• Input for this task
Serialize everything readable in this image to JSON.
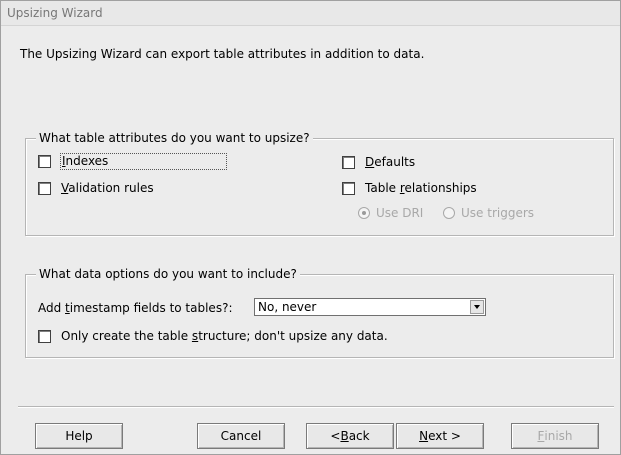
{
  "window": {
    "title": "Upsizing Wizard"
  },
  "intro_text": "The Upsizing Wizard can export table attributes in addition to data.",
  "attributes_group": {
    "legend": "What table attributes do you want to upsize?",
    "indexes": {
      "pre": "",
      "key": "I",
      "post": "ndexes",
      "checked": false
    },
    "validation_rules": {
      "pre": "",
      "key": "V",
      "post": "alidation rules",
      "checked": false
    },
    "defaults": {
      "pre": "",
      "key": "D",
      "post": "efaults",
      "checked": false
    },
    "table_relationships": {
      "pre": "Table ",
      "key": "r",
      "post": "elationships",
      "checked": false
    },
    "use_dri": {
      "label": "Use DRI",
      "selected": true,
      "enabled": false
    },
    "use_triggers": {
      "label": "Use triggers",
      "selected": false,
      "enabled": false
    }
  },
  "data_group": {
    "legend": "What data options do you want to include?",
    "timestamp_label": {
      "pre": "Add ",
      "key": "t",
      "post": "imestamp fields to tables?:"
    },
    "timestamp_value": "No, never",
    "structure_only": {
      "pre": "Only create the table ",
      "key": "s",
      "post": "tructure; don't upsize any data.",
      "checked": false
    }
  },
  "buttons": {
    "help": "Help",
    "cancel": "Cancel",
    "back": {
      "pre": "< ",
      "key": "B",
      "post": "ack"
    },
    "next": {
      "pre": "",
      "key": "N",
      "post": "ext >"
    },
    "finish": {
      "pre": "",
      "key": "F",
      "post": "inish"
    }
  }
}
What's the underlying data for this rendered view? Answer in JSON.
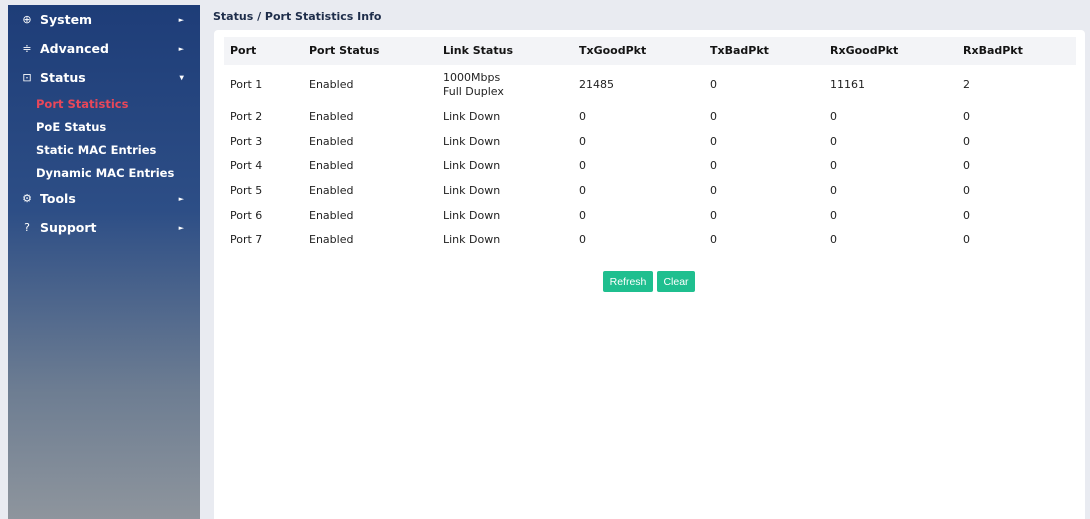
{
  "sidebar": {
    "system": {
      "label": "System",
      "icon": "globe-icon"
    },
    "advanced": {
      "label": "Advanced",
      "icon": "sliders-icon"
    },
    "status": {
      "label": "Status",
      "icon": "monitor-icon",
      "items": [
        "Port Statistics",
        "PoE Status",
        "Static MAC Entries",
        "Dynamic MAC Entries"
      ],
      "active": "Port Statistics"
    },
    "tools": {
      "label": "Tools",
      "icon": "gear-icon"
    },
    "support": {
      "label": "Support",
      "icon": "help-icon"
    }
  },
  "breadcrumb": "Status / Port Statistics Info",
  "table": {
    "headers": [
      "Port",
      "Port Status",
      "Link Status",
      "TxGoodPkt",
      "TxBadPkt",
      "RxGoodPkt",
      "RxBadPkt"
    ],
    "rows": [
      [
        "Port 1",
        "Enabled",
        "1000Mbps Full Duplex",
        "21485",
        "0",
        "11161",
        "2"
      ],
      [
        "Port 2",
        "Enabled",
        "Link Down",
        "0",
        "0",
        "0",
        "0"
      ],
      [
        "Port 3",
        "Enabled",
        "Link Down",
        "0",
        "0",
        "0",
        "0"
      ],
      [
        "Port 4",
        "Enabled",
        "Link Down",
        "0",
        "0",
        "0",
        "0"
      ],
      [
        "Port 5",
        "Enabled",
        "Link Down",
        "0",
        "0",
        "0",
        "0"
      ],
      [
        "Port 6",
        "Enabled",
        "Link Down",
        "0",
        "0",
        "0",
        "0"
      ],
      [
        "Port 7",
        "Enabled",
        "Link Down",
        "0",
        "0",
        "0",
        "0"
      ]
    ],
    "port1_link_lines": [
      "1000Mbps",
      "Full Duplex"
    ]
  },
  "buttons": {
    "refresh": "Refresh",
    "clear": "Clear"
  },
  "colors": {
    "accent": "#1fbf8f",
    "active_nav": "#e8475a",
    "sidebar": "#1e3d78"
  }
}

• Exercise description
Reproduce the full material exactly, excluding the pictures.

• Final result
Serialize everything readable in this image to JSON.
{
  "window": {
    "title": "Upsizing Wizard"
  },
  "intro_text": "The Upsizing Wizard can export table attributes in addition to data.",
  "attributes_group": {
    "legend": "What table attributes do you want to upsize?",
    "indexes": {
      "pre": "",
      "key": "I",
      "post": "ndexes",
      "checked": false
    },
    "validation_rules": {
      "pre": "",
      "key": "V",
      "post": "alidation rules",
      "checked": false
    },
    "defaults": {
      "pre": "",
      "key": "D",
      "post": "efaults",
      "checked": false
    },
    "table_relationships": {
      "pre": "Table ",
      "key": "r",
      "post": "elationships",
      "checked": false
    },
    "use_dri": {
      "label": "Use DRI",
      "selected": true,
      "enabled": false
    },
    "use_triggers": {
      "label": "Use triggers",
      "selected": false,
      "enabled": false
    }
  },
  "data_group": {
    "legend": "What data options do you want to include?",
    "timestamp_label": {
      "pre": "Add ",
      "key": "t",
      "post": "imestamp fields to tables?:"
    },
    "timestamp_value": "No, never",
    "structure_only": {
      "pre": "Only create the table ",
      "key": "s",
      "post": "tructure; don't upsize any data.",
      "checked": false
    }
  },
  "buttons": {
    "help": "Help",
    "cancel": "Cancel",
    "back": {
      "pre": "< ",
      "key": "B",
      "post": "ack"
    },
    "next": {
      "pre": "",
      "key": "N",
      "post": "ext >"
    },
    "finish": {
      "pre": "",
      "key": "F",
      "post": "inish"
    }
  }
}
What's the underlying data for this rendered view? Answer in JSON.
{
  "sidebar": {
    "system": {
      "label": "System",
      "icon": "globe-icon"
    },
    "advanced": {
      "label": "Advanced",
      "icon": "sliders-icon"
    },
    "status": {
      "label": "Status",
      "icon": "monitor-icon",
      "items": [
        "Port Statistics",
        "PoE Status",
        "Static MAC Entries",
        "Dynamic MAC Entries"
      ],
      "active": "Port Statistics"
    },
    "tools": {
      "label": "Tools",
      "icon": "gear-icon"
    },
    "support": {
      "label": "Support",
      "icon": "help-icon"
    }
  },
  "breadcrumb": "Status / Port Statistics Info",
  "table": {
    "headers": [
      "Port",
      "Port Status",
      "Link Status",
      "TxGoodPkt",
      "TxBadPkt",
      "RxGoodPkt",
      "RxBadPkt"
    ],
    "rows": [
      [
        "Port 1",
        "Enabled",
        "1000Mbps Full Duplex",
        "21485",
        "0",
        "11161",
        "2"
      ],
      [
        "Port 2",
        "Enabled",
        "Link Down",
        "0",
        "0",
        "0",
        "0"
      ],
      [
        "Port 3",
        "Enabled",
        "Link Down",
        "0",
        "0",
        "0",
        "0"
      ],
      [
        "Port 4",
        "Enabled",
        "Link Down",
        "0",
        "0",
        "0",
        "0"
      ],
      [
        "Port 5",
        "Enabled",
        "Link Down",
        "0",
        "0",
        "0",
        "0"
      ],
      [
        "Port 6",
        "Enabled",
        "Link Down",
        "0",
        "0",
        "0",
        "0"
      ],
      [
        "Port 7",
        "Enabled",
        "Link Down",
        "0",
        "0",
        "0",
        "0"
      ]
    ],
    "port1_link_lines": [
      "1000Mbps",
      "Full Duplex"
    ]
  },
  "buttons": {
    "refresh": "Refresh",
    "clear": "Clear"
  },
  "colors": {
    "accent": "#1fbf8f",
    "active_nav": "#e8475a",
    "sidebar": "#1e3d78"
  }
}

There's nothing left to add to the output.